### Aim
Repeat the material verbatim. Images are excluded from the copy.

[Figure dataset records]
------------

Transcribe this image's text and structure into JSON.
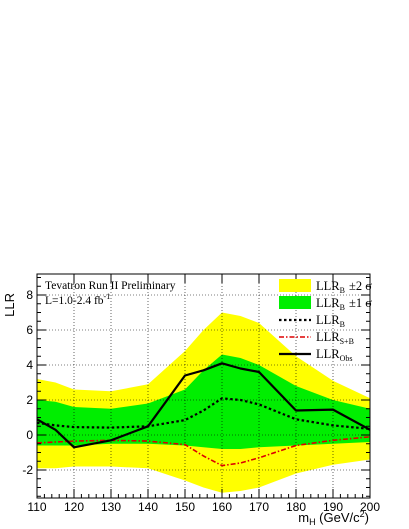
{
  "chart_data": {
    "type": "area",
    "annotation_line1": "Tevatron Run II Preliminary",
    "annotation_lumi_main": "L=1.0-2.4 fb",
    "annotation_lumi_sup": "-1",
    "ylabel": "LLR",
    "xlabel_main": "m",
    "xlabel_sub": "H",
    "xlabel_unit": " (GeV/c",
    "xlabel_unit_sup": "2",
    "xlabel_close": ")",
    "xlim": [
      110,
      200
    ],
    "ylim": [
      -3.6,
      9.2
    ],
    "x_ticks": [
      "110",
      "120",
      "130",
      "140",
      "150",
      "160",
      "170",
      "180",
      "190",
      "200"
    ],
    "y_ticks": [
      "-2",
      "0",
      "2",
      "4",
      "6",
      "8"
    ],
    "grid": true,
    "legend_position": "top-right",
    "colors": {
      "band_2sigma": "#ffff00",
      "band_1sigma": "#00ee00",
      "llr_b": "#000000",
      "llr_sb": "#dd0000",
      "llr_obs": "#000000"
    },
    "x": [
      110,
      115,
      120,
      130,
      140,
      150,
      155,
      160,
      165,
      170,
      180,
      190,
      200
    ],
    "series": [
      {
        "name": "LLR_B ±2 σ",
        "legend_main": "LLR",
        "legend_sub": "B",
        "legend_extra": "±2 σ",
        "kind": "band",
        "upper": [
          3.2,
          3.0,
          2.6,
          2.5,
          2.9,
          4.8,
          6.0,
          7.0,
          6.8,
          6.4,
          4.5,
          3.1,
          2.1
        ],
        "lower": [
          -1.9,
          -1.9,
          -1.8,
          -1.8,
          -1.9,
          -2.6,
          -3.0,
          -3.3,
          -3.2,
          -3.0,
          -2.2,
          -1.7,
          -1.4
        ]
      },
      {
        "name": "LLR_B ±1 σ",
        "legend_main": "LLR",
        "legend_sub": "B",
        "legend_extra": "±1 σ",
        "kind": "band",
        "upper": [
          2.0,
          1.9,
          1.6,
          1.5,
          1.8,
          2.6,
          3.7,
          4.6,
          4.4,
          4.0,
          2.8,
          2.0,
          1.5
        ],
        "lower": [
          -0.6,
          -0.6,
          -0.6,
          -0.5,
          -0.5,
          -0.6,
          -0.7,
          -0.8,
          -0.8,
          -0.7,
          -0.6,
          -0.5,
          -0.4
        ]
      },
      {
        "name": "LLR_B",
        "legend_main": "LLR",
        "legend_sub": "B",
        "legend_extra": "",
        "kind": "dotted",
        "values": [
          0.7,
          0.55,
          0.45,
          0.42,
          0.5,
          0.85,
          1.4,
          2.1,
          2.0,
          1.75,
          0.9,
          0.55,
          0.35
        ]
      },
      {
        "name": "LLR_S+B",
        "legend_main": "LLR",
        "legend_sub": "S+B",
        "legend_extra": "",
        "kind": "dashdot",
        "values": [
          -0.45,
          -0.4,
          -0.35,
          -0.3,
          -0.35,
          -0.55,
          -1.2,
          -1.75,
          -1.6,
          -1.3,
          -0.6,
          -0.3,
          -0.1
        ]
      },
      {
        "name": "LLR_Obs",
        "legend_main": "LLR",
        "legend_sub": "Obs",
        "legend_extra": "",
        "kind": "solid",
        "values": [
          0.9,
          0.3,
          -0.7,
          -0.3,
          0.5,
          3.4,
          3.7,
          4.1,
          3.8,
          3.6,
          1.4,
          1.45,
          0.3
        ]
      }
    ]
  }
}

------------

### Correct answer
Transcribe this image's text and structure into JSON.
{
  "chart_data": {
    "type": "area",
    "annotation_line1": "Tevatron Run II Preliminary",
    "annotation_lumi_main": "L=1.0-2.4 fb",
    "annotation_lumi_sup": "-1",
    "ylabel": "LLR",
    "xlabel_main": "m",
    "xlabel_sub": "H",
    "xlabel_unit": " (GeV/c",
    "xlabel_unit_sup": "2",
    "xlabel_close": ")",
    "xlim": [
      110,
      200
    ],
    "ylim": [
      -3.6,
      9.2
    ],
    "x_ticks": [
      "110",
      "120",
      "130",
      "140",
      "150",
      "160",
      "170",
      "180",
      "190",
      "200"
    ],
    "y_ticks": [
      "-2",
      "0",
      "2",
      "4",
      "6",
      "8"
    ],
    "grid": true,
    "legend_position": "top-right",
    "colors": {
      "band_2sigma": "#ffff00",
      "band_1sigma": "#00ee00",
      "llr_b": "#000000",
      "llr_sb": "#dd0000",
      "llr_obs": "#000000"
    },
    "x": [
      110,
      115,
      120,
      130,
      140,
      150,
      155,
      160,
      165,
      170,
      180,
      190,
      200
    ],
    "series": [
      {
        "name": "LLR_B ±2 σ",
        "legend_main": "LLR",
        "legend_sub": "B",
        "legend_extra": "±2 σ",
        "kind": "band",
        "upper": [
          3.2,
          3.0,
          2.6,
          2.5,
          2.9,
          4.8,
          6.0,
          7.0,
          6.8,
          6.4,
          4.5,
          3.1,
          2.1
        ],
        "lower": [
          -1.9,
          -1.9,
          -1.8,
          -1.8,
          -1.9,
          -2.6,
          -3.0,
          -3.3,
          -3.2,
          -3.0,
          -2.2,
          -1.7,
          -1.4
        ]
      },
      {
        "name": "LLR_B ±1 σ",
        "legend_main": "LLR",
        "legend_sub": "B",
        "legend_extra": "±1 σ",
        "kind": "band",
        "upper": [
          2.0,
          1.9,
          1.6,
          1.5,
          1.8,
          2.6,
          3.7,
          4.6,
          4.4,
          4.0,
          2.8,
          2.0,
          1.5
        ],
        "lower": [
          -0.6,
          -0.6,
          -0.6,
          -0.5,
          -0.5,
          -0.6,
          -0.7,
          -0.8,
          -0.8,
          -0.7,
          -0.6,
          -0.5,
          -0.4
        ]
      },
      {
        "name": "LLR_B",
        "legend_main": "LLR",
        "legend_sub": "B",
        "legend_extra": "",
        "kind": "dotted",
        "values": [
          0.7,
          0.55,
          0.45,
          0.42,
          0.5,
          0.85,
          1.4,
          2.1,
          2.0,
          1.75,
          0.9,
          0.55,
          0.35
        ]
      },
      {
        "name": "LLR_S+B",
        "legend_main": "LLR",
        "legend_sub": "S+B",
        "legend_extra": "",
        "kind": "dashdot",
        "values": [
          -0.45,
          -0.4,
          -0.35,
          -0.3,
          -0.35,
          -0.55,
          -1.2,
          -1.75,
          -1.6,
          -1.3,
          -0.6,
          -0.3,
          -0.1
        ]
      },
      {
        "name": "LLR_Obs",
        "legend_main": "LLR",
        "legend_sub": "Obs",
        "legend_extra": "",
        "kind": "solid",
        "values": [
          0.9,
          0.3,
          -0.7,
          -0.3,
          0.5,
          3.4,
          3.7,
          4.1,
          3.8,
          3.6,
          1.4,
          1.45,
          0.3
        ]
      }
    ]
  }
}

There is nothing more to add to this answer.